##### Extracted entries

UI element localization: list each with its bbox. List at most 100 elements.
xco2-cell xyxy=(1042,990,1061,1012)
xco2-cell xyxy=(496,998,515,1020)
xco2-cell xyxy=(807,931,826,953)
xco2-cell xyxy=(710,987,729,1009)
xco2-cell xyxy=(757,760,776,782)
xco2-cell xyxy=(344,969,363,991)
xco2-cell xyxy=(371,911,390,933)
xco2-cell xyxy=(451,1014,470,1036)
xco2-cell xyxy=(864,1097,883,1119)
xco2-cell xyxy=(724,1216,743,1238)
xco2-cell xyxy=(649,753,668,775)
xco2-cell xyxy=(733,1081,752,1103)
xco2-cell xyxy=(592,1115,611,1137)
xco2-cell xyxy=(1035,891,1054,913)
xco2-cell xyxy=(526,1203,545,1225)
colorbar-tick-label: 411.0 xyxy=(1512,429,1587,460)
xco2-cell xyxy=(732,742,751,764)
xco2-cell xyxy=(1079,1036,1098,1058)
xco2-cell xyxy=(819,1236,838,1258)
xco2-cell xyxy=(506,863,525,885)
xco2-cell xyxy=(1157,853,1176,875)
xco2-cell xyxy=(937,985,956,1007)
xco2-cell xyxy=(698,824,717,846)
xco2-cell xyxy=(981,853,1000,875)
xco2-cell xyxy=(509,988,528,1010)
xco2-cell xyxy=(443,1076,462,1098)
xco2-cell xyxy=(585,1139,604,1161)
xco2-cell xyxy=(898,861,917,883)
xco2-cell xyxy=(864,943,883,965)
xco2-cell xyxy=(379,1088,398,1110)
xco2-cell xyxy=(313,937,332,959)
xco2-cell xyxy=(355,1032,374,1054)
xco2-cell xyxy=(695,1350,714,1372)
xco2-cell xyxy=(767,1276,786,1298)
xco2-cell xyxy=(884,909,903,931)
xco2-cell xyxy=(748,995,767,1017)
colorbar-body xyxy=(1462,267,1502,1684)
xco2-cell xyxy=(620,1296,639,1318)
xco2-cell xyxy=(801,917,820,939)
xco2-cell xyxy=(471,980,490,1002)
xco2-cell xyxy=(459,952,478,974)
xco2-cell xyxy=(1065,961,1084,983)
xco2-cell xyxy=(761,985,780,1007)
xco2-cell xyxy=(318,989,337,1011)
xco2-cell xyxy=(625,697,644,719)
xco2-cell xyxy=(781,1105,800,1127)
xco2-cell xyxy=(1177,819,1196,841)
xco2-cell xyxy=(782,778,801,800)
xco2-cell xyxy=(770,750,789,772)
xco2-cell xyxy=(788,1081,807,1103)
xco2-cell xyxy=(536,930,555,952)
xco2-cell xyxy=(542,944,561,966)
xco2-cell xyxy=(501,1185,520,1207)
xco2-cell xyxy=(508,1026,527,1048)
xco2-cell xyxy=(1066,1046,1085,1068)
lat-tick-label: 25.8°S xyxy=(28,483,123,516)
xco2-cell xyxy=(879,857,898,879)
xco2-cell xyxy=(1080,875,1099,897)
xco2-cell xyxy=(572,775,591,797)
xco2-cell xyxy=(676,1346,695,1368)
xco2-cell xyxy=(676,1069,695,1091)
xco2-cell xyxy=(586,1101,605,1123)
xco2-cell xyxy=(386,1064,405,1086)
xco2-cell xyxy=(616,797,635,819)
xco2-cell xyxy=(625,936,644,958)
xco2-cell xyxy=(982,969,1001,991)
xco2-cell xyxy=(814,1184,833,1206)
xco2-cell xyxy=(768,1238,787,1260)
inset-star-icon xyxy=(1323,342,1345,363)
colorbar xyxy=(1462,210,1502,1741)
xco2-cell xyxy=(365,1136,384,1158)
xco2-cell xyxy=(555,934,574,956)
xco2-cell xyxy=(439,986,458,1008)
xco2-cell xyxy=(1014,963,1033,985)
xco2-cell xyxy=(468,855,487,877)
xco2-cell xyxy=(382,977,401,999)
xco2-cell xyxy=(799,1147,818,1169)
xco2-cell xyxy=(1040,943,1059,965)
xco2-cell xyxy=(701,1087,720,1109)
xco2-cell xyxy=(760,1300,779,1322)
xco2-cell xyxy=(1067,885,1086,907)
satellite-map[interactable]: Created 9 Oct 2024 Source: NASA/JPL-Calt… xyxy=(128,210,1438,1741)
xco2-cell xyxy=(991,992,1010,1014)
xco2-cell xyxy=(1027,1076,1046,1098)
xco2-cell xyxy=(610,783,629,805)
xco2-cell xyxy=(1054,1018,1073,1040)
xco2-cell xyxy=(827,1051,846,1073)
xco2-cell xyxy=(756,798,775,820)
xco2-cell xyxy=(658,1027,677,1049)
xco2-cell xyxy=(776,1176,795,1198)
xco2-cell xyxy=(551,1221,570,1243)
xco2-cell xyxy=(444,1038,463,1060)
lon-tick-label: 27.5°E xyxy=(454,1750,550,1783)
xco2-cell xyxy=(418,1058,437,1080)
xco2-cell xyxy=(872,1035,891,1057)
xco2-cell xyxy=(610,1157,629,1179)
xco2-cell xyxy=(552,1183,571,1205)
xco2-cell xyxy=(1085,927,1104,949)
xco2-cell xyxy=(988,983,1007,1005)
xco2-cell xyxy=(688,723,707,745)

##########

Copy each of the rows above word for word, keeping every character and the original order.

> **Problem solution**:
UI element localization: list each with its bbox. List at most 100 elements.
xco2-cell xyxy=(1042,990,1061,1012)
xco2-cell xyxy=(496,998,515,1020)
xco2-cell xyxy=(807,931,826,953)
xco2-cell xyxy=(710,987,729,1009)
xco2-cell xyxy=(757,760,776,782)
xco2-cell xyxy=(344,969,363,991)
xco2-cell xyxy=(371,911,390,933)
xco2-cell xyxy=(451,1014,470,1036)
xco2-cell xyxy=(864,1097,883,1119)
xco2-cell xyxy=(724,1216,743,1238)
xco2-cell xyxy=(649,753,668,775)
xco2-cell xyxy=(733,1081,752,1103)
xco2-cell xyxy=(592,1115,611,1137)
xco2-cell xyxy=(1035,891,1054,913)
xco2-cell xyxy=(526,1203,545,1225)
colorbar-tick-label: 411.0 xyxy=(1512,429,1587,460)
xco2-cell xyxy=(732,742,751,764)
xco2-cell xyxy=(1079,1036,1098,1058)
xco2-cell xyxy=(819,1236,838,1258)
xco2-cell xyxy=(506,863,525,885)
xco2-cell xyxy=(1157,853,1176,875)
xco2-cell xyxy=(937,985,956,1007)
xco2-cell xyxy=(698,824,717,846)
xco2-cell xyxy=(981,853,1000,875)
xco2-cell xyxy=(509,988,528,1010)
xco2-cell xyxy=(443,1076,462,1098)
xco2-cell xyxy=(585,1139,604,1161)
xco2-cell xyxy=(898,861,917,883)
xco2-cell xyxy=(864,943,883,965)
xco2-cell xyxy=(379,1088,398,1110)
xco2-cell xyxy=(313,937,332,959)
xco2-cell xyxy=(355,1032,374,1054)
xco2-cell xyxy=(695,1350,714,1372)
xco2-cell xyxy=(767,1276,786,1298)
xco2-cell xyxy=(884,909,903,931)
xco2-cell xyxy=(748,995,767,1017)
colorbar-body xyxy=(1462,267,1502,1684)
xco2-cell xyxy=(620,1296,639,1318)
xco2-cell xyxy=(801,917,820,939)
xco2-cell xyxy=(471,980,490,1002)
xco2-cell xyxy=(459,952,478,974)
xco2-cell xyxy=(1065,961,1084,983)
xco2-cell xyxy=(761,985,780,1007)
xco2-cell xyxy=(318,989,337,1011)
xco2-cell xyxy=(625,697,644,719)
xco2-cell xyxy=(781,1105,800,1127)
xco2-cell xyxy=(1177,819,1196,841)
xco2-cell xyxy=(782,778,801,800)
xco2-cell xyxy=(770,750,789,772)
xco2-cell xyxy=(788,1081,807,1103)
xco2-cell xyxy=(536,930,555,952)
xco2-cell xyxy=(542,944,561,966)
xco2-cell xyxy=(501,1185,520,1207)
xco2-cell xyxy=(508,1026,527,1048)
xco2-cell xyxy=(1066,1046,1085,1068)
lat-tick-label: 25.8°S xyxy=(28,483,123,516)
xco2-cell xyxy=(879,857,898,879)
xco2-cell xyxy=(1080,875,1099,897)
xco2-cell xyxy=(572,775,591,797)
xco2-cell xyxy=(676,1346,695,1368)
xco2-cell xyxy=(676,1069,695,1091)
xco2-cell xyxy=(586,1101,605,1123)
xco2-cell xyxy=(386,1064,405,1086)
xco2-cell xyxy=(616,797,635,819)
xco2-cell xyxy=(625,936,644,958)
xco2-cell xyxy=(982,969,1001,991)
xco2-cell xyxy=(814,1184,833,1206)
xco2-cell xyxy=(768,1238,787,1260)
inset-star-icon xyxy=(1323,342,1345,363)
colorbar xyxy=(1462,210,1502,1741)
xco2-cell xyxy=(365,1136,384,1158)
xco2-cell xyxy=(555,934,574,956)
xco2-cell xyxy=(439,986,458,1008)
xco2-cell xyxy=(1014,963,1033,985)
xco2-cell xyxy=(468,855,487,877)
xco2-cell xyxy=(382,977,401,999)
xco2-cell xyxy=(799,1147,818,1169)
xco2-cell xyxy=(1040,943,1059,965)
xco2-cell xyxy=(701,1087,720,1109)
xco2-cell xyxy=(760,1300,779,1322)
xco2-cell xyxy=(1067,885,1086,907)
satellite-map[interactable]: Created 9 Oct 2024 Source: NASA/JPL-Calt… xyxy=(128,210,1438,1741)
xco2-cell xyxy=(991,992,1010,1014)
xco2-cell xyxy=(1027,1076,1046,1098)
xco2-cell xyxy=(610,783,629,805)
xco2-cell xyxy=(1054,1018,1073,1040)
xco2-cell xyxy=(827,1051,846,1073)
xco2-cell xyxy=(756,798,775,820)
xco2-cell xyxy=(658,1027,677,1049)
xco2-cell xyxy=(776,1176,795,1198)
xco2-cell xyxy=(551,1221,570,1243)
xco2-cell xyxy=(444,1038,463,1060)
lon-tick-label: 27.5°E xyxy=(454,1750,550,1783)
xco2-cell xyxy=(418,1058,437,1080)
xco2-cell xyxy=(872,1035,891,1057)
xco2-cell xyxy=(610,1157,629,1179)
xco2-cell xyxy=(552,1183,571,1205)
xco2-cell xyxy=(1085,927,1104,949)
xco2-cell xyxy=(988,983,1007,1005)
xco2-cell xyxy=(688,723,707,745)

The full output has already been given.